** START Data for this exercise **
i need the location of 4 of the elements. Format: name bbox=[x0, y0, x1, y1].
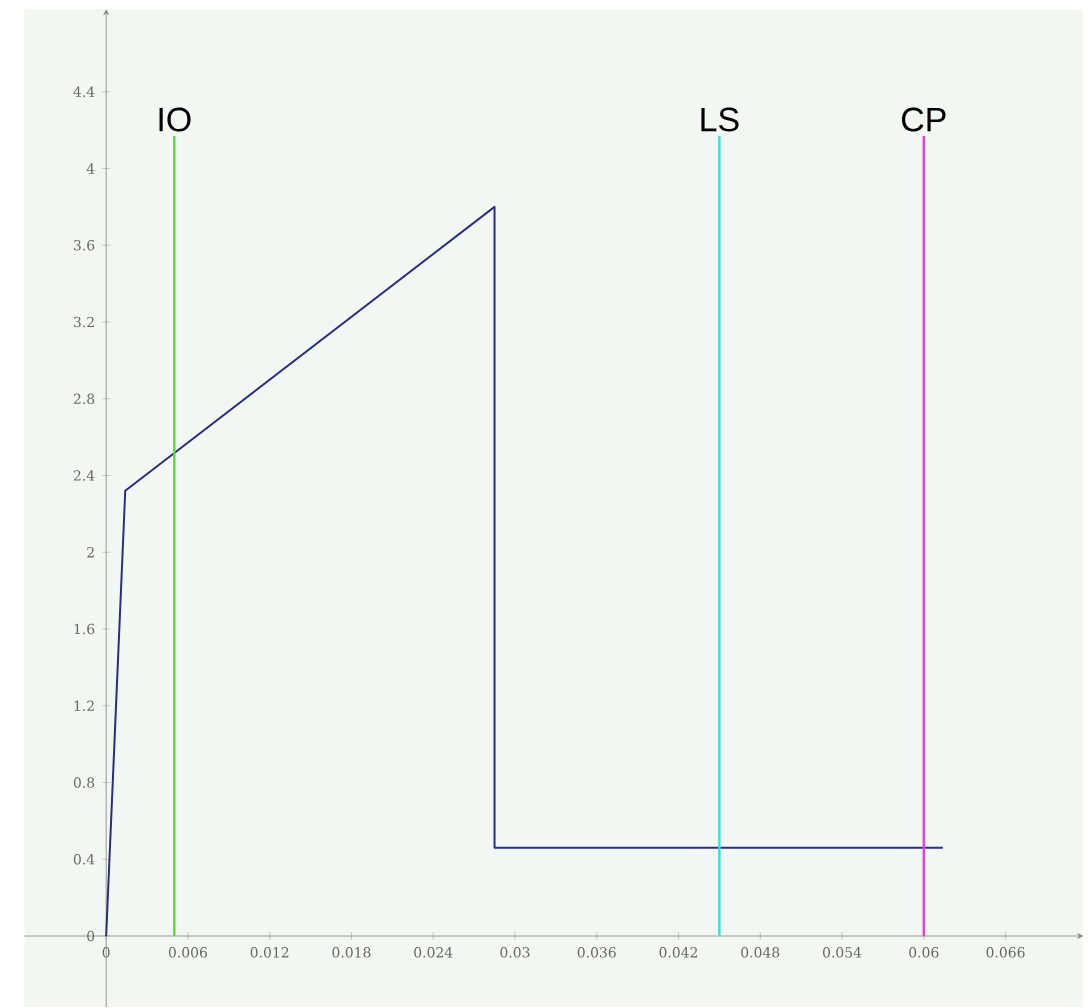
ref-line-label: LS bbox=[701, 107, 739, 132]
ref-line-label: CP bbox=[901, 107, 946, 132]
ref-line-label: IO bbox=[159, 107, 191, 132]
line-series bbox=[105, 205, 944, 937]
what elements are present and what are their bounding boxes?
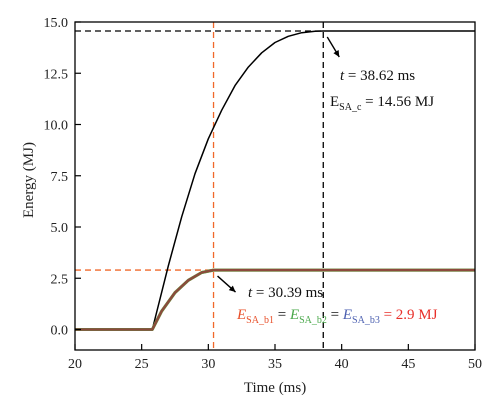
** END Data for this exercise **
** START Data for this exercise **
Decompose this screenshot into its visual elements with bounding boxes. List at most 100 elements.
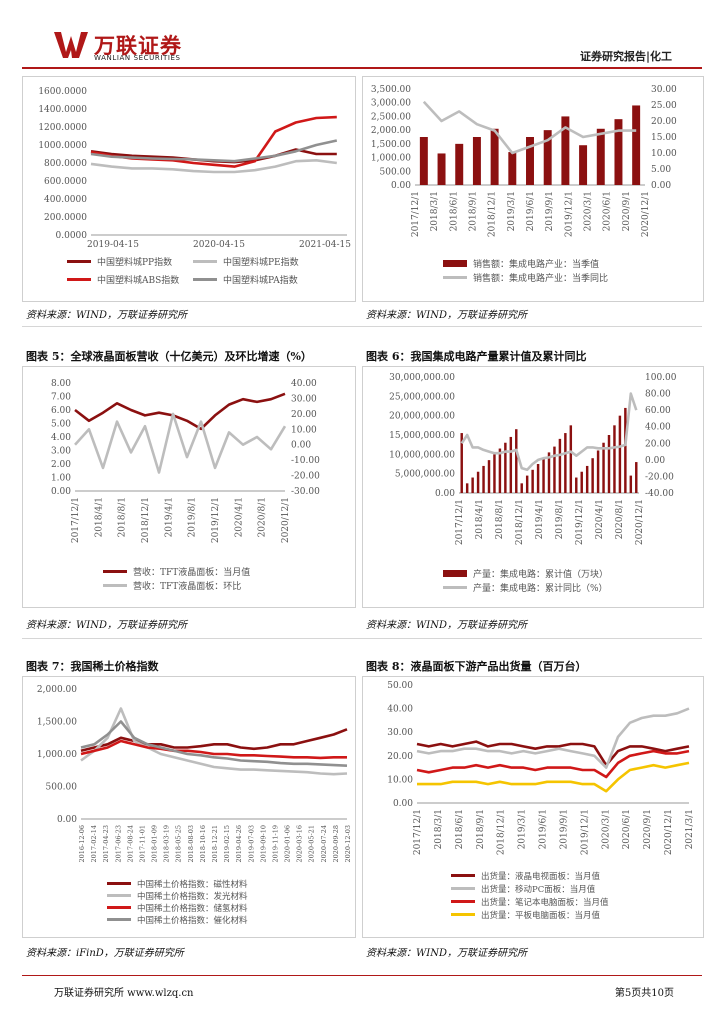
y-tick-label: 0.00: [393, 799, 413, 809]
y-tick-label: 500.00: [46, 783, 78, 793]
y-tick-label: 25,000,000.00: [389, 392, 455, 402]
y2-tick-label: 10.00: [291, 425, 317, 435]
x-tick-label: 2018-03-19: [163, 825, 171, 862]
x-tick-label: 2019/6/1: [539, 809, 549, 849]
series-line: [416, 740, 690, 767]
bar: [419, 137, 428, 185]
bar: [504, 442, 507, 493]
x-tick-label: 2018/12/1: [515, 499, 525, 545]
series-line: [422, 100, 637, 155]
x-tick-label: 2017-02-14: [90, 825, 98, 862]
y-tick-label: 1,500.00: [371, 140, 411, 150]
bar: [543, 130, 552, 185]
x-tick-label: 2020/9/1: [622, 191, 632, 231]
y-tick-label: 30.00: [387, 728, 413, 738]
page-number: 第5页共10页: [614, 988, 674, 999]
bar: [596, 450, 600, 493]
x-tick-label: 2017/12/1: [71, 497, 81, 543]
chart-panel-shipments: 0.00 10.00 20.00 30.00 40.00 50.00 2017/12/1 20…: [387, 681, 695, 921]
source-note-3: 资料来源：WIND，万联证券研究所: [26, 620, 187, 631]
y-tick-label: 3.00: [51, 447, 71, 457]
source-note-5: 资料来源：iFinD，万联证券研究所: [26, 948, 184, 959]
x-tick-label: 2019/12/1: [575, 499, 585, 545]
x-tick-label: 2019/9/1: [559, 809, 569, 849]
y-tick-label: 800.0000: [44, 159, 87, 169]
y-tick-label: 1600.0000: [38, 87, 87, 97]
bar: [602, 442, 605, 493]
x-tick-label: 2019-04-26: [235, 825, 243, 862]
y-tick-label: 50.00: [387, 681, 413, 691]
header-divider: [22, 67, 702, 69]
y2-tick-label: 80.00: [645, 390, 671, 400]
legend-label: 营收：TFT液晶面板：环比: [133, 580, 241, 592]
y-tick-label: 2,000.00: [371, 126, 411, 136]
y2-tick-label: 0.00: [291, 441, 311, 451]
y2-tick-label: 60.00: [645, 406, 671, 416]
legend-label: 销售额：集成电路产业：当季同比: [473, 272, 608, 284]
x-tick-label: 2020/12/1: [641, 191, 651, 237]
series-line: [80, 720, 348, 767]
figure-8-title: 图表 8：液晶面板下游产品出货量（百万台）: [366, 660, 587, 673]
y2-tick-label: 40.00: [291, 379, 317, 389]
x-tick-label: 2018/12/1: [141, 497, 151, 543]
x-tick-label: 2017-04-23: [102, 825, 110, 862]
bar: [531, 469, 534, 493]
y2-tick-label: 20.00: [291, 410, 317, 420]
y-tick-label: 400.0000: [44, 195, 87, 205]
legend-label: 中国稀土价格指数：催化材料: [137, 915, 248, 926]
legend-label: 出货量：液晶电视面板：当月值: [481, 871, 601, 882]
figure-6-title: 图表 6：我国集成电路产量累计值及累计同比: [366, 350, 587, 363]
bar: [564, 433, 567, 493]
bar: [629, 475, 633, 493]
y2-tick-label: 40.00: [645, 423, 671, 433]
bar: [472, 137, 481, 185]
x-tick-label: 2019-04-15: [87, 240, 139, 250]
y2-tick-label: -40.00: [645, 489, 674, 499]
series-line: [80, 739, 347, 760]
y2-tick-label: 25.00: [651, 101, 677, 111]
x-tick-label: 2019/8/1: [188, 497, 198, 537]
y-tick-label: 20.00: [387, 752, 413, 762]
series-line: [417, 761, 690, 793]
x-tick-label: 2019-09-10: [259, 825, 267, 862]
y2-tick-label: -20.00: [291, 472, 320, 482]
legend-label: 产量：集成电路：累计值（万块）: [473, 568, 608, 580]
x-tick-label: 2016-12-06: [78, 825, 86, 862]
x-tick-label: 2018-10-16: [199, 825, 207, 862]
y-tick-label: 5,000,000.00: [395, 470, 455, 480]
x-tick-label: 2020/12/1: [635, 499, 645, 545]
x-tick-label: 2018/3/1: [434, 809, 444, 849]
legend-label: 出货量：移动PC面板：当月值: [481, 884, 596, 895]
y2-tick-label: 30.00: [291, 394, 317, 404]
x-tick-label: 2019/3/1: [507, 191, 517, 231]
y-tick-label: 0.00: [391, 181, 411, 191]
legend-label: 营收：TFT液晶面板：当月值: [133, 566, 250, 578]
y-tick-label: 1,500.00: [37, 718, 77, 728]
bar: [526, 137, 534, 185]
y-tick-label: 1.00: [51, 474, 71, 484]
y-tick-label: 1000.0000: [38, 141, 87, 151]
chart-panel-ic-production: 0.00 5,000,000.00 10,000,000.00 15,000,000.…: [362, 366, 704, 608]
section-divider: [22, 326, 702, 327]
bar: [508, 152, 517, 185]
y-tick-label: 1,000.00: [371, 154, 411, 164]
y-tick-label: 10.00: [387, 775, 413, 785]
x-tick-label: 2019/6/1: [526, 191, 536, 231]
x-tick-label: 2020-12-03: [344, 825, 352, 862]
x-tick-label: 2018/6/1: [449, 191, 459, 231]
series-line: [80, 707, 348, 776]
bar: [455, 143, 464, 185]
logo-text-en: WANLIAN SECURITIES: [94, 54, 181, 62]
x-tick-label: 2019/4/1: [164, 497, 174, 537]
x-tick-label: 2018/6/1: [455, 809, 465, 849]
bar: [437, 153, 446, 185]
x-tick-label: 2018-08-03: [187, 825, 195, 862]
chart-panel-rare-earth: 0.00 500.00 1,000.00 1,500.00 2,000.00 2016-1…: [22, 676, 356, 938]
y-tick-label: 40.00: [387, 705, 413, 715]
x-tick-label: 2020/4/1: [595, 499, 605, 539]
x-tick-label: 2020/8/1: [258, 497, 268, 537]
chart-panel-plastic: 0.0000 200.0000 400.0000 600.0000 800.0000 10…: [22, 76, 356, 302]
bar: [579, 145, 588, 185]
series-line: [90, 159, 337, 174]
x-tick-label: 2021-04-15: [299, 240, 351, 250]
** END Data for this exercise **
** START Data for this exercise **
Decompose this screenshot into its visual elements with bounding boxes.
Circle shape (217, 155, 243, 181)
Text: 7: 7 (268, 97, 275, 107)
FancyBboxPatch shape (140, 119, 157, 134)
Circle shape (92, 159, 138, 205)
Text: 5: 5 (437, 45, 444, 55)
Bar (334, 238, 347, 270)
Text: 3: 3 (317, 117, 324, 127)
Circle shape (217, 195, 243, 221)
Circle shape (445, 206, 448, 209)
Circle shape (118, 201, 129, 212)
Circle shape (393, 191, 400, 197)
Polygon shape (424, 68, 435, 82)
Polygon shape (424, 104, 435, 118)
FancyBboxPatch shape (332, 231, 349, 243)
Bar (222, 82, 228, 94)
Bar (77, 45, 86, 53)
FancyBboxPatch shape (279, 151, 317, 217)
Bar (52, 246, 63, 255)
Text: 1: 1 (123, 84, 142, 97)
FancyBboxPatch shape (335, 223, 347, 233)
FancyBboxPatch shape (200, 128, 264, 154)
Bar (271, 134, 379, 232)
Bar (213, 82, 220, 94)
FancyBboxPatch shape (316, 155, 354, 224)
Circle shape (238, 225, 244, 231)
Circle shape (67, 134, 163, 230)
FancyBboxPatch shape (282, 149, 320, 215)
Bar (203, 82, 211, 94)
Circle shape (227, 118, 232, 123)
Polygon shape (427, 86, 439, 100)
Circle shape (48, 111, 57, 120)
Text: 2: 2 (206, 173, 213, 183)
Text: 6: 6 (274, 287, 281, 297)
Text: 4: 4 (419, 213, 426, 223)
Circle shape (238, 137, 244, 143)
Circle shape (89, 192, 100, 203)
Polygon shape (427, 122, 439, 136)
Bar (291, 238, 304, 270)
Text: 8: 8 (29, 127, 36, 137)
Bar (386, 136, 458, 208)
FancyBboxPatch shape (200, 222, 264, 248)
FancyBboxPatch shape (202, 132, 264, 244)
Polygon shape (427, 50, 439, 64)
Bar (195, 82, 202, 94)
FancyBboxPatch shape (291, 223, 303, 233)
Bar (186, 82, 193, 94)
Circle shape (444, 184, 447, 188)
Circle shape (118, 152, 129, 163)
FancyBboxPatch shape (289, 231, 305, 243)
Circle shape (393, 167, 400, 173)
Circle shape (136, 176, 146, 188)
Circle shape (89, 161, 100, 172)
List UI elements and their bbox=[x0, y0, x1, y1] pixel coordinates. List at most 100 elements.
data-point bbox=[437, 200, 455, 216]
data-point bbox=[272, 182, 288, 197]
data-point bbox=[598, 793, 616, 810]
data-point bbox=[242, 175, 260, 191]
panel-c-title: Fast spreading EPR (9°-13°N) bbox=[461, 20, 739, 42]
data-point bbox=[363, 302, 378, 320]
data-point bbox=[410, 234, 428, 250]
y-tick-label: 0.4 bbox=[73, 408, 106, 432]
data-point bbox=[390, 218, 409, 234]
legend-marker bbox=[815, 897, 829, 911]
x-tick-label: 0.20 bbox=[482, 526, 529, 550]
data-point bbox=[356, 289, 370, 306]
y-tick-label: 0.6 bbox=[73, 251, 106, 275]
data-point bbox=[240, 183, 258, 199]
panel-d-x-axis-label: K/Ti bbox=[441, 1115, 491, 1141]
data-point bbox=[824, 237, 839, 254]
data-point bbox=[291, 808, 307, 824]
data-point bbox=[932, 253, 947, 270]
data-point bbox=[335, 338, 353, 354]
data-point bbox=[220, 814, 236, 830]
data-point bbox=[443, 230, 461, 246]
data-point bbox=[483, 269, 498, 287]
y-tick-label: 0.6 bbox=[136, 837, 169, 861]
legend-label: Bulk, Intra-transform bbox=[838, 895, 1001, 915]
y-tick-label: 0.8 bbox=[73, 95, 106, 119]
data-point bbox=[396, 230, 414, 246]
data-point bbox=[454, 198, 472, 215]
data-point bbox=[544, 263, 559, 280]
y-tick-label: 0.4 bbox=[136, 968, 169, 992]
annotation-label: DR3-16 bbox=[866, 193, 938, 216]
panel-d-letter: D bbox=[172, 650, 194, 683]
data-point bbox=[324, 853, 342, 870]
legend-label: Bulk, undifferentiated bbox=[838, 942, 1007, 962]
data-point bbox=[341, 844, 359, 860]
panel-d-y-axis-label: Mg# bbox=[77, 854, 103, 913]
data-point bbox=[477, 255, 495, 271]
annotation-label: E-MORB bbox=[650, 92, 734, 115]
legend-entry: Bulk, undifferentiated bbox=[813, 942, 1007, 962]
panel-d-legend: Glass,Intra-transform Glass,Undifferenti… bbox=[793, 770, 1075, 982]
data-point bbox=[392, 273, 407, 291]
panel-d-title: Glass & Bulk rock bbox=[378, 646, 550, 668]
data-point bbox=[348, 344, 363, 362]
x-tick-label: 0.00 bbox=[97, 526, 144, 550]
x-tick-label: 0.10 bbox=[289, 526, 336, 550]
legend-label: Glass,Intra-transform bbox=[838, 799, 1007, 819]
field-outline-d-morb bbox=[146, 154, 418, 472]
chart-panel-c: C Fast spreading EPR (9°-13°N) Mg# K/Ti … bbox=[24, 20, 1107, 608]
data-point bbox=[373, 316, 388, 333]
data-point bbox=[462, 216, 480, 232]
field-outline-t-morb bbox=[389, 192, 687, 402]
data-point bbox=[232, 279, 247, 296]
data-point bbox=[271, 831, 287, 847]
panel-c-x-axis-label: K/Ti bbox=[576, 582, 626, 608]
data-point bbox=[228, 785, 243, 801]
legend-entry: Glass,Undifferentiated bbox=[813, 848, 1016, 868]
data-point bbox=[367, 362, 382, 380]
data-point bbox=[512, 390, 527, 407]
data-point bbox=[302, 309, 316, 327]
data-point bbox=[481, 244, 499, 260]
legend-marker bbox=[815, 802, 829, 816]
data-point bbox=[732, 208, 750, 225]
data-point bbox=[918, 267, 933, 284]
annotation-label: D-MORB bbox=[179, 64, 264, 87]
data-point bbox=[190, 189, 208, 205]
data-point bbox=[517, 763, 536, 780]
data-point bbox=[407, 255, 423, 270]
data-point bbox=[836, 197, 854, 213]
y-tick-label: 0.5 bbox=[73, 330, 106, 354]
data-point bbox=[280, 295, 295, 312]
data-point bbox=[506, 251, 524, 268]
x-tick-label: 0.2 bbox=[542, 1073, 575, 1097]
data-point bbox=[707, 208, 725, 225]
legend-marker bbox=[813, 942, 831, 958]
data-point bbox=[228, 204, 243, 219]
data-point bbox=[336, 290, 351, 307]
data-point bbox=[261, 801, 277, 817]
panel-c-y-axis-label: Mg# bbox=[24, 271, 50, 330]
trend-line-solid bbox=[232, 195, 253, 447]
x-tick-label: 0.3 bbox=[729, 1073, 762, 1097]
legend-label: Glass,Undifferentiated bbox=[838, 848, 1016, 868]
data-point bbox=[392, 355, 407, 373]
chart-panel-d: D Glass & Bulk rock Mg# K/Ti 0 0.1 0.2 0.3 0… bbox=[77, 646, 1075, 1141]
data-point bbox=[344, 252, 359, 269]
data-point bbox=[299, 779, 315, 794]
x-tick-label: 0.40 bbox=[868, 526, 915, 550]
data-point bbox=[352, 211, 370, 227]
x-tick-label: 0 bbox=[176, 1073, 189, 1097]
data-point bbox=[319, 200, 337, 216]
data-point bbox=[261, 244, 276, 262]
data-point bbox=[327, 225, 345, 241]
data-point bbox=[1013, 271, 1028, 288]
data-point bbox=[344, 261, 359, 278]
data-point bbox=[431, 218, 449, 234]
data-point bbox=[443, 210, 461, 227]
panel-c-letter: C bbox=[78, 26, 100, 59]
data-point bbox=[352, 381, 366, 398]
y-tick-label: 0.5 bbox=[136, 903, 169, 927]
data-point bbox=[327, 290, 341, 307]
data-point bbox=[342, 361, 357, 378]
** END Data for this exercise **
## [Problem to solve]
Turn the material above into a JSON list of strings, one string per line, starting at the line containing "i need the location" and ending at the line containing "what elements are", with both of those lines included. Leave out blank lines and the pictures.

## [Complete output]
[
  "i need the location of 4 of the elements. Format: name bbox=[x0, y0, x1, y1].",
  "ref-line-label: LS bbox=[701, 107, 739, 132]",
  "ref-line-label: CP bbox=[901, 107, 946, 132]",
  "ref-line-label: IO bbox=[159, 107, 191, 132]",
  "line-series bbox=[105, 205, 944, 937]",
  "what elements are present and what are their bounding boxes?"
]